§ Instruction
Write each line out exactly, leaving none out.

(Source data)
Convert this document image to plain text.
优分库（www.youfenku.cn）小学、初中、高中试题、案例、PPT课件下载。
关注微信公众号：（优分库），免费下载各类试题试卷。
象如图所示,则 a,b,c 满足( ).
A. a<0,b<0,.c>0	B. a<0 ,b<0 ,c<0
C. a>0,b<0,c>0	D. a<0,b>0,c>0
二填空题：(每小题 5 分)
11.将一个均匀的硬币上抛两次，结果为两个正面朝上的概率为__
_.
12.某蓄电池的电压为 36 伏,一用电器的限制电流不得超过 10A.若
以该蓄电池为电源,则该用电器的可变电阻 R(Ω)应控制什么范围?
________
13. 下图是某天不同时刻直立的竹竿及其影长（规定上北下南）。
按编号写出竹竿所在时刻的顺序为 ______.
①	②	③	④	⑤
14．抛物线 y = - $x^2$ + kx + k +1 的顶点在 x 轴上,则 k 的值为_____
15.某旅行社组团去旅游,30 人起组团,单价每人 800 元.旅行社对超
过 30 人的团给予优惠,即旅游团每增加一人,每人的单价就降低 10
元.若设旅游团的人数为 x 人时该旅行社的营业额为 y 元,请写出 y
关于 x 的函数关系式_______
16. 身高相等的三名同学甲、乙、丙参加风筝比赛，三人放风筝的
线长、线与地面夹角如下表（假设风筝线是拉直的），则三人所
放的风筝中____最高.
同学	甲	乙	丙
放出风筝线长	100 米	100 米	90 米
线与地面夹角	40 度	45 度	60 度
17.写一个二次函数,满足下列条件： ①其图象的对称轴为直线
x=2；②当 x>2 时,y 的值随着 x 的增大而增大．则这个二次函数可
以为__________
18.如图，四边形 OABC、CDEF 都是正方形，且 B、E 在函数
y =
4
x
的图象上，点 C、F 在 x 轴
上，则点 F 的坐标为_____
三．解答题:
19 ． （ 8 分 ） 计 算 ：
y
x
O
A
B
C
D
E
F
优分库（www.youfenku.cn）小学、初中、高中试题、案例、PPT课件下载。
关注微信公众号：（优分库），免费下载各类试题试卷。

§ Solution to the problem
Convert this document image to plain text.
优分库（www.youfenku.cn）小学、初中、高中试题、案例、PPT课件下载。
关注微信公众号：（优分库），免费下载各类试题试卷。
象如图所示,则 a,b,c 满足( ).
A. a<0,b<0,.c>0	B. a<0 ,b<0 ,c<0
C. a>0,b<0,c>0	D. a<0,b>0,c>0
二填空题：(每小题 5 分)
11.将一个均匀的硬币上抛两次，结果为两个正面朝上的概率为__
_.
12.某蓄电池的电压为 36 伏,一用电器的限制电流不得超过 10A.若
以该蓄电池为电源,则该用电器的可变电阻 R(Ω)应控制什么范围?
________
13. 下图是某天不同时刻直立的竹竿及其影长（规定上北下南）。
按编号写出竹竿所在时刻的顺序为 ______.
①	②	③	④	⑤
14．抛物线 y = - $x^2$ + kx + k +1 的顶点在 x 轴上,则 k 的值为_____
15.某旅行社组团去旅游,30 人起组团,单价每人 800 元.旅行社对超
过 30 人的团给予优惠,即旅游团每增加一人,每人的单价就降低 10
元.若设旅游团的人数为 x 人时该旅行社的营业额为 y 元,请写出 y
关于 x 的函数关系式_______
16. 身高相等的三名同学甲、乙、丙参加风筝比赛，三人放风筝的
线长、线与地面夹角如下表（假设风筝线是拉直的），则三人所
放的风筝中____最高.
同学	甲	乙	丙
放出风筝线长	100 米	100 米	90 米
线与地面夹角	40 度	45 度	60 度
17.写一个二次函数,满足下列条件： ①其图象的对称轴为直线
x=2；②当 x>2 时,y 的值随着 x 的增大而增大．则这个二次函数可
以为__________
18.如图，四边形 OABC、CDEF 都是正方形，且 B、E 在函数
y =
4
x
的图象上，点 C、F 在 x 轴
上，则点 F 的坐标为_____
三．解答题:
19 ． （ 8 分 ） 计 算 ：
y
x
O
A
B
C
D
E
F
优分库（www.youfenku.cn）小学、初中、高中试题、案例、PPT课件下载。
关注微信公众号：（优分库），免费下载各类试题试卷。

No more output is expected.